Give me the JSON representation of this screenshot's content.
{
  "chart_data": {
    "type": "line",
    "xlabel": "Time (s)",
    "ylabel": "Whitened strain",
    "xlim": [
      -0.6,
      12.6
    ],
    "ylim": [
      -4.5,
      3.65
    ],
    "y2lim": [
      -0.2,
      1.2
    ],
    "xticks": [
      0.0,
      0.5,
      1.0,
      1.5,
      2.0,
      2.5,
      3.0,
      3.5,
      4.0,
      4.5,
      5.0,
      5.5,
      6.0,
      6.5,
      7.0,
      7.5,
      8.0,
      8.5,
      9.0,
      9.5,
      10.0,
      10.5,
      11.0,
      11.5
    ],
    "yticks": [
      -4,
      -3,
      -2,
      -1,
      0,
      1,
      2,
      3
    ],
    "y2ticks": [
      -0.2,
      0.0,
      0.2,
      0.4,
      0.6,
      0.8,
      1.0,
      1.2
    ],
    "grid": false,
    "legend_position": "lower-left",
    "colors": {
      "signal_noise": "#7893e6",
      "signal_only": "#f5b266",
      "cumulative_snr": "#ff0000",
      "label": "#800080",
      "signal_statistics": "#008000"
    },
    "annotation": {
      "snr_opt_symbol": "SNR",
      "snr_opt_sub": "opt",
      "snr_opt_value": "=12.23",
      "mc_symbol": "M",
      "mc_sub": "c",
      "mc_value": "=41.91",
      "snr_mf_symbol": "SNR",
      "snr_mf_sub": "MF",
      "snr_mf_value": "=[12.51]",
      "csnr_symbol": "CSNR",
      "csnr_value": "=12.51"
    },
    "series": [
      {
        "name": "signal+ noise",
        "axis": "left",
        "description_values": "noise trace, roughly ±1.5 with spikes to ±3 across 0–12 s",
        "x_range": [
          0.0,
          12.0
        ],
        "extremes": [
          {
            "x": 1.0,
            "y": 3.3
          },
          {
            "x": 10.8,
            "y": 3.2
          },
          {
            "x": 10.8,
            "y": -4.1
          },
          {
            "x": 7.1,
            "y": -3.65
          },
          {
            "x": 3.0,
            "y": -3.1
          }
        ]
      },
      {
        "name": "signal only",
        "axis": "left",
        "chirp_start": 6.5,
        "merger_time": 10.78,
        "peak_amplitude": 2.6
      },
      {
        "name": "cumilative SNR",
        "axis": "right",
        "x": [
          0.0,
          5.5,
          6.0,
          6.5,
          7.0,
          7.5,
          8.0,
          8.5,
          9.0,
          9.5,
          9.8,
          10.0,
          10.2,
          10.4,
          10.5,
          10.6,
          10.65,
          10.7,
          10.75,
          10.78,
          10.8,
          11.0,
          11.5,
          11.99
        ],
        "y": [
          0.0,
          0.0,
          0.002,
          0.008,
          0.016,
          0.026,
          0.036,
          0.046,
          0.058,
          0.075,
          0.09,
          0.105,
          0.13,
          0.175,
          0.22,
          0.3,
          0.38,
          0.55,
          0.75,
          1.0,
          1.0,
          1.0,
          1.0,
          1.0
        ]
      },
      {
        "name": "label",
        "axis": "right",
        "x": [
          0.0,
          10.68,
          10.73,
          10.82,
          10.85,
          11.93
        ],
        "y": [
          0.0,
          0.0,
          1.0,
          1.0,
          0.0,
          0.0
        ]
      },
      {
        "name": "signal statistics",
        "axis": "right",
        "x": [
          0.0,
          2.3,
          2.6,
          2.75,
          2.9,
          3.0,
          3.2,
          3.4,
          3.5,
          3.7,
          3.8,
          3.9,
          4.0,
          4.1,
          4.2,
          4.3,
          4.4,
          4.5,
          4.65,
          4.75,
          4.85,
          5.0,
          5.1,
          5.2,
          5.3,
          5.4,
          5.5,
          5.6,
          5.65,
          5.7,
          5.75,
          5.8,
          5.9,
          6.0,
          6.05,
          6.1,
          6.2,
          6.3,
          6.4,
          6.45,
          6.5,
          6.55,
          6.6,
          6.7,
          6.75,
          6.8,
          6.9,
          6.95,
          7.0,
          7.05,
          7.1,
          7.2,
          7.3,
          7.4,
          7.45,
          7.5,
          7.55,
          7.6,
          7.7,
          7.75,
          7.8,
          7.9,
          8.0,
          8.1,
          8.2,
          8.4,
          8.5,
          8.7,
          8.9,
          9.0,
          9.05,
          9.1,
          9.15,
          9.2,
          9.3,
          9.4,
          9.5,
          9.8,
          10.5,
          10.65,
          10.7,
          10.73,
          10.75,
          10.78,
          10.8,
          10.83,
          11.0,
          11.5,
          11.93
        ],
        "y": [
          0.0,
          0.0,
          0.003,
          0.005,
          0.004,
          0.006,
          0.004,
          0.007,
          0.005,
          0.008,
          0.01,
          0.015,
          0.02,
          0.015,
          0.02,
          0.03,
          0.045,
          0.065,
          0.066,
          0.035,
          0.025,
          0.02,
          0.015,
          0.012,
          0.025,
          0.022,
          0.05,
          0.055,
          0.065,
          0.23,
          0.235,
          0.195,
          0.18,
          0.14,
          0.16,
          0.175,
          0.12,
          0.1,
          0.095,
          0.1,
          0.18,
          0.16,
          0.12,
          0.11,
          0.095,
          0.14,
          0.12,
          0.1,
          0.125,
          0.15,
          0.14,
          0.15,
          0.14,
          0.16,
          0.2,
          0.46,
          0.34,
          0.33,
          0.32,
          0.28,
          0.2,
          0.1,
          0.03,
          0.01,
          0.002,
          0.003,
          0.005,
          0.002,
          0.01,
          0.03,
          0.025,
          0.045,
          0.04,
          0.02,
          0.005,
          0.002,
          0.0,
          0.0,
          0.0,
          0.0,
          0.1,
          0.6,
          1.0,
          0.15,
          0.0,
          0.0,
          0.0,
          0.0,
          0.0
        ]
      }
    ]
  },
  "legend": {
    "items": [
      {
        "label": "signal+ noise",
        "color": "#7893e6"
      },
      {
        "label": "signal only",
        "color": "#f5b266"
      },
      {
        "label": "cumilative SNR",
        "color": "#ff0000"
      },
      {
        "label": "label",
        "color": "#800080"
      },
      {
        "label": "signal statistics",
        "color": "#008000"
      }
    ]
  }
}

· · ·

> **Task goal**
Filter the listing above by the word "name"; copy each line that passes.

> **Reply**
        "name": "signal+ noise",
        "name": "signal only",
        "name": "cumilative SNR",
        "name": "label",
        "name": "signal statistics",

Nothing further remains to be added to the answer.